→ SOURCE MATERIAL
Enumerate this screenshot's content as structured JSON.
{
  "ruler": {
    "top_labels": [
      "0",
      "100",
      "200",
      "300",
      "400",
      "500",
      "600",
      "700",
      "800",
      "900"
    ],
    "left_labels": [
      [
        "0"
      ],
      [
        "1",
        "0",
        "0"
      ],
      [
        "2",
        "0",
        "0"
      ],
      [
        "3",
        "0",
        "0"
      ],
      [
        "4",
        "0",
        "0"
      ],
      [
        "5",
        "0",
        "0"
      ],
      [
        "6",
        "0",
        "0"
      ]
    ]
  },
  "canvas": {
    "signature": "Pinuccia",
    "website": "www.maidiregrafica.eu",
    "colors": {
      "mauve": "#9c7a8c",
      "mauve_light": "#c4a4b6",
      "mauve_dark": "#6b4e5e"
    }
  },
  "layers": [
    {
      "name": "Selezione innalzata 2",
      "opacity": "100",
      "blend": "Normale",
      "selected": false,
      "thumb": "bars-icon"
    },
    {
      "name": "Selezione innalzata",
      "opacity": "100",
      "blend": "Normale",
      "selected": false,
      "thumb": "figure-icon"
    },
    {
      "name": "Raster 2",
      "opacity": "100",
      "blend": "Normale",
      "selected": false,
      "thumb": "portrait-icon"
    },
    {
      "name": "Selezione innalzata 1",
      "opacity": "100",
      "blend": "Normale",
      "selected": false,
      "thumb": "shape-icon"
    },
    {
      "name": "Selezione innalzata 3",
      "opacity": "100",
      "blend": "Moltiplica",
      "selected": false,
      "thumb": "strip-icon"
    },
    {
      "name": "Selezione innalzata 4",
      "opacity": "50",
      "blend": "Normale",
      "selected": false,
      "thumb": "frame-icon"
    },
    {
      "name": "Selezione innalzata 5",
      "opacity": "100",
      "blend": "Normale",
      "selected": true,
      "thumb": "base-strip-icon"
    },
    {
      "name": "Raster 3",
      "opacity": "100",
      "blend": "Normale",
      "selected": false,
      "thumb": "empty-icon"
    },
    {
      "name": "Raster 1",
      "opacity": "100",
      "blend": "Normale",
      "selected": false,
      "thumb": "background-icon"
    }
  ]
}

→ EXERCISE AIM
Reproduce every record, matching each line exactly.

→ ANSWER
Enumerate this screenshot's content as structured JSON.
{
  "ruler": {
    "top_labels": [
      "0",
      "100",
      "200",
      "300",
      "400",
      "500",
      "600",
      "700",
      "800",
      "900"
    ],
    "left_labels": [
      [
        "0"
      ],
      [
        "1",
        "0",
        "0"
      ],
      [
        "2",
        "0",
        "0"
      ],
      [
        "3",
        "0",
        "0"
      ],
      [
        "4",
        "0",
        "0"
      ],
      [
        "5",
        "0",
        "0"
      ],
      [
        "6",
        "0",
        "0"
      ]
    ]
  },
  "canvas": {
    "signature": "Pinuccia",
    "website": "www.maidiregrafica.eu",
    "colors": {
      "mauve": "#9c7a8c",
      "mauve_light": "#c4a4b6",
      "mauve_dark": "#6b4e5e"
    }
  },
  "layers": [
    {
      "name": "Selezione innalzata 2",
      "opacity": "100",
      "blend": "Normale",
      "selected": false,
      "thumb": "bars-icon"
    },
    {
      "name": "Selezione innalzata",
      "opacity": "100",
      "blend": "Normale",
      "selected": false,
      "thumb": "figure-icon"
    },
    {
      "name": "Raster 2",
      "opacity": "100",
      "blend": "Normale",
      "selected": false,
      "thumb": "portrait-icon"
    },
    {
      "name": "Selezione innalzata 1",
      "opacity": "100",
      "blend": "Normale",
      "selected": false,
      "thumb": "shape-icon"
    },
    {
      "name": "Selezione innalzata 3",
      "opacity": "100",
      "blend": "Moltiplica",
      "selected": false,
      "thumb": "strip-icon"
    },
    {
      "name": "Selezione innalzata 4",
      "opacity": "50",
      "blend": "Normale",
      "selected": false,
      "thumb": "frame-icon"
    },
    {
      "name": "Selezione innalzata 5",
      "opacity": "100",
      "blend": "Normale",
      "selected": true,
      "thumb": "base-strip-icon"
    },
    {
      "name": "Raster 3",
      "opacity": "100",
      "blend": "Normale",
      "selected": false,
      "thumb": "empty-icon"
    },
    {
      "name": "Raster 1",
      "opacity": "100",
      "blend": "Normale",
      "selected": false,
      "thumb": "background-icon"
    }
  ]
}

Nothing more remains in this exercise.